*WRITTEN PROBLEM*:
Search the listing below for "Entre". Copy each matching line.

*DATA RECORDS*:
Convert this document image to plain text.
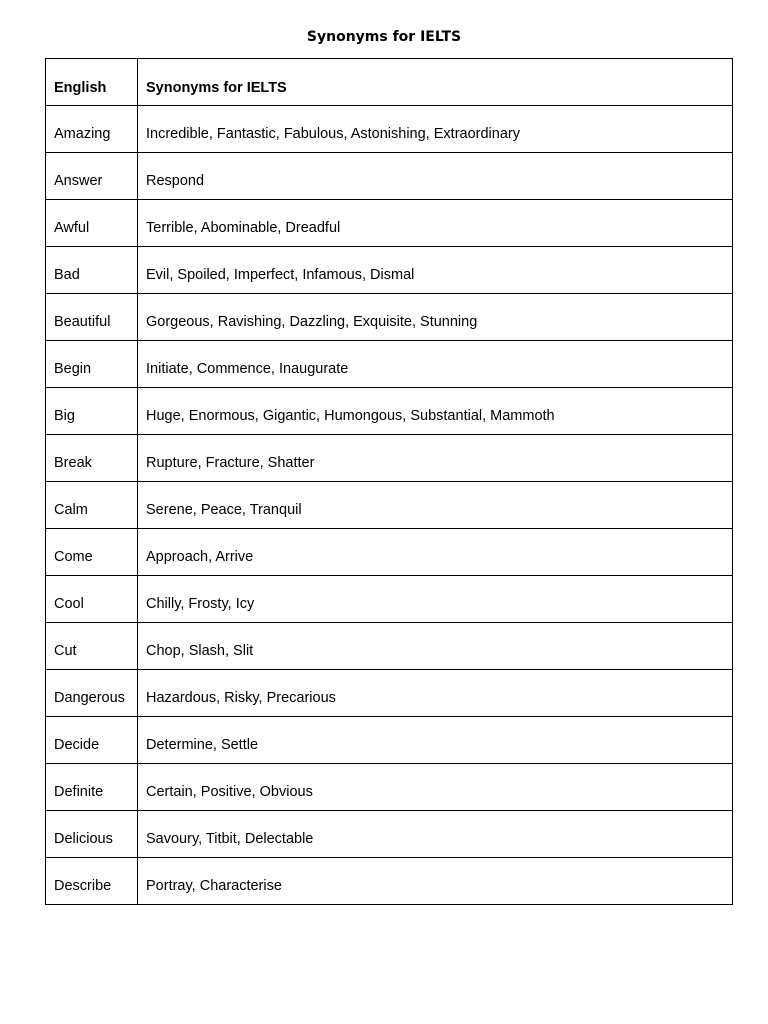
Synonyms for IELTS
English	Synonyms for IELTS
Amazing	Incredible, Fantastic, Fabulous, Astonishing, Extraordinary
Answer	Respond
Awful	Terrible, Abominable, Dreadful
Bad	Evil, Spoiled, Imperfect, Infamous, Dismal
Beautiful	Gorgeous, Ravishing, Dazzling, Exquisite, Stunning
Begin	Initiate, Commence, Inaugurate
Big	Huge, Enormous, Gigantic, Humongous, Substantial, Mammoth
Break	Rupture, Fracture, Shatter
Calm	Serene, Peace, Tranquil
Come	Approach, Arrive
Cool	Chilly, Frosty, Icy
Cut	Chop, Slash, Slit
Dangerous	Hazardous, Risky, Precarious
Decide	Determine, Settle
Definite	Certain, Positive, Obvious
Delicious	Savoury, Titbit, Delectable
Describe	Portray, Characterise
* * *
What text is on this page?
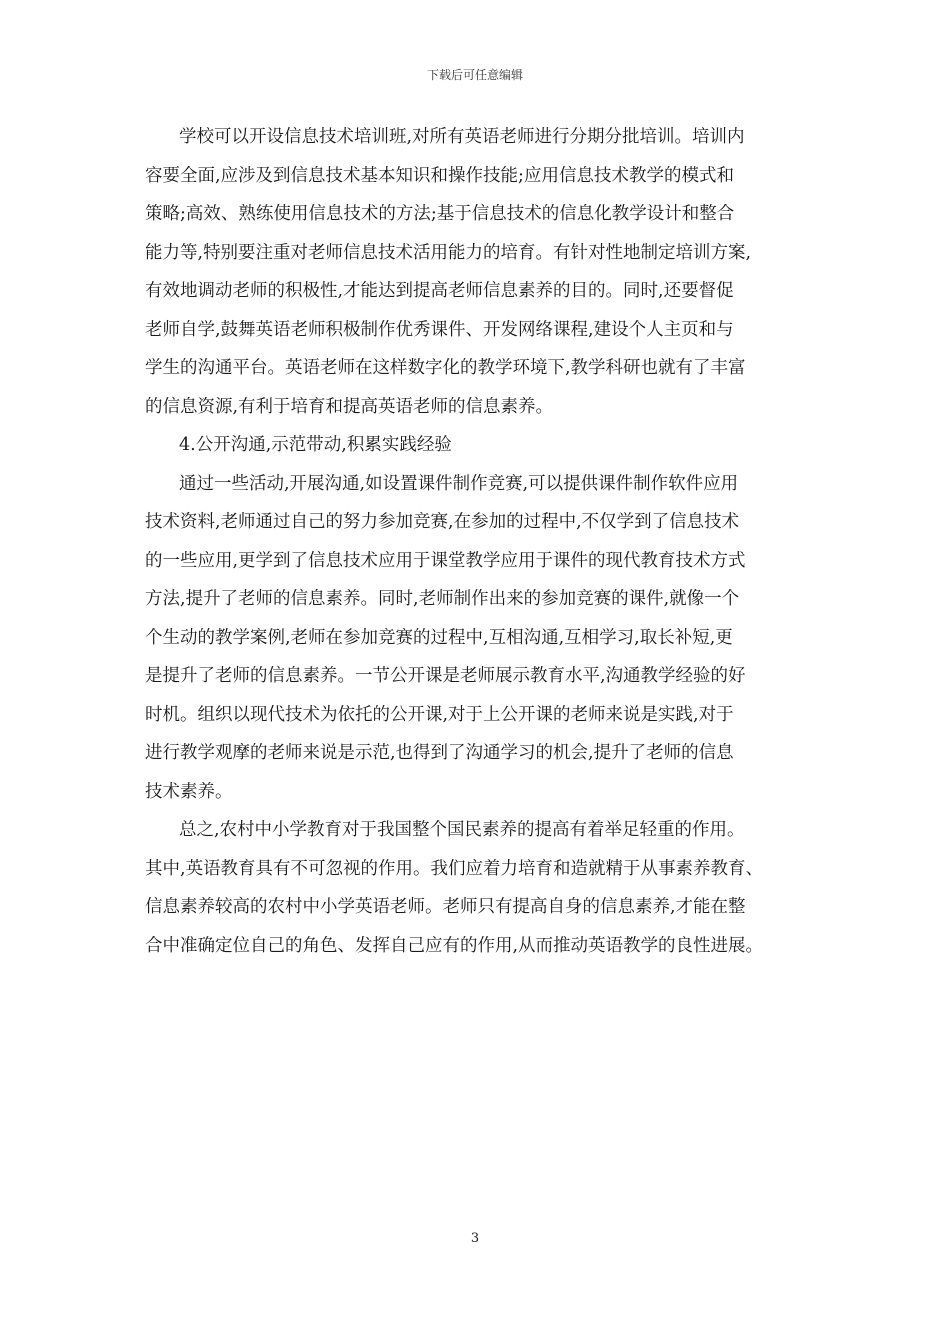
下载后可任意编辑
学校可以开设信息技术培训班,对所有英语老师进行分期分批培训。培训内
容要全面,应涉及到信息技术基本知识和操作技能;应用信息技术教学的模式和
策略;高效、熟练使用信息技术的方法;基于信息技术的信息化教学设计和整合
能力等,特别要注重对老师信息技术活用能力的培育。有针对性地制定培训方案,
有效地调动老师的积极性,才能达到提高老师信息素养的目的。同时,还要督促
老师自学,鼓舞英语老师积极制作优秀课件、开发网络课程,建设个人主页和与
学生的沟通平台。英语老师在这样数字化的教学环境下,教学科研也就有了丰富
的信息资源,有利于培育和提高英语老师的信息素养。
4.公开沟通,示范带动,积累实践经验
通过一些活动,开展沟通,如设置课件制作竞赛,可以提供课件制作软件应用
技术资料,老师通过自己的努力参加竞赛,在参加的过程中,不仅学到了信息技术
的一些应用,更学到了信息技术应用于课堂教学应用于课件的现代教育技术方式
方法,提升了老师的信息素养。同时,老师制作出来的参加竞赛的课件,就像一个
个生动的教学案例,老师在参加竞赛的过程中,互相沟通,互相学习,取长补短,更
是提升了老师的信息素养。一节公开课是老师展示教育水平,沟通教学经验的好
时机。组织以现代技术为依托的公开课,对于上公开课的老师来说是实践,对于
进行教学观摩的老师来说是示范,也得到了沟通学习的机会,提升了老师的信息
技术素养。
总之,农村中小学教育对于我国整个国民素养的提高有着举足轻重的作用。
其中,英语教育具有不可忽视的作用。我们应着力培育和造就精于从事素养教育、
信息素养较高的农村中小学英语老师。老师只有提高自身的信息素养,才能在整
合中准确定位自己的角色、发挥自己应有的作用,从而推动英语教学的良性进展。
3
==
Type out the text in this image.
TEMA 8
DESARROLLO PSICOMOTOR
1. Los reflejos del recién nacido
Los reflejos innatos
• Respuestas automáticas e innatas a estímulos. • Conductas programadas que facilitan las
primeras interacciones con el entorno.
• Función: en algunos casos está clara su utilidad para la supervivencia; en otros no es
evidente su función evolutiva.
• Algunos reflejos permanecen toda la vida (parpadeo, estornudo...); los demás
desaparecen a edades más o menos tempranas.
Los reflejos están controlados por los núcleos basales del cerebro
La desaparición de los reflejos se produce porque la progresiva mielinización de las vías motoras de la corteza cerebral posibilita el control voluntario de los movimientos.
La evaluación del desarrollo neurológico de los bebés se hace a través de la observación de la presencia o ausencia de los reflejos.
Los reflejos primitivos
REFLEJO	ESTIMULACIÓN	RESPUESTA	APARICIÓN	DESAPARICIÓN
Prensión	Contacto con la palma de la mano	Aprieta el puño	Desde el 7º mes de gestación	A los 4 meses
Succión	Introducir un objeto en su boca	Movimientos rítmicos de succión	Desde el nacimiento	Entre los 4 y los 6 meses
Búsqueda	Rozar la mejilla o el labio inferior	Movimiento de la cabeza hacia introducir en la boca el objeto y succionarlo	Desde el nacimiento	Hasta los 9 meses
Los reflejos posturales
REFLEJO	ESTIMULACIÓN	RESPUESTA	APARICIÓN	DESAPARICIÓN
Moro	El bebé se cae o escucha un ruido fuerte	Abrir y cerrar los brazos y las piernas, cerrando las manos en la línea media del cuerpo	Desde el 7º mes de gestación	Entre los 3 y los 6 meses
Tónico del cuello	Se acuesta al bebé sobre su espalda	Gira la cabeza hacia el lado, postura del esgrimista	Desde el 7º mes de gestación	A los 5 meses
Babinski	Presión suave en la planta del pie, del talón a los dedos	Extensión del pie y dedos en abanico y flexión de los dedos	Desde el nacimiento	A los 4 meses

*ANSWER*:
Succión	Introducir un objeto en su boca	Movimientos rítmicos de succión	Desde el nacimiento	Entre los 4 y los 6 meses
Moro	El bebé se cae o escucha un ruido fuerte	Abrir y cerrar los brazos y las piernas, cerrando las manos en la línea media del cuerpo	Desde el 7º mes de gestación	Entre los 3 y los 6 meses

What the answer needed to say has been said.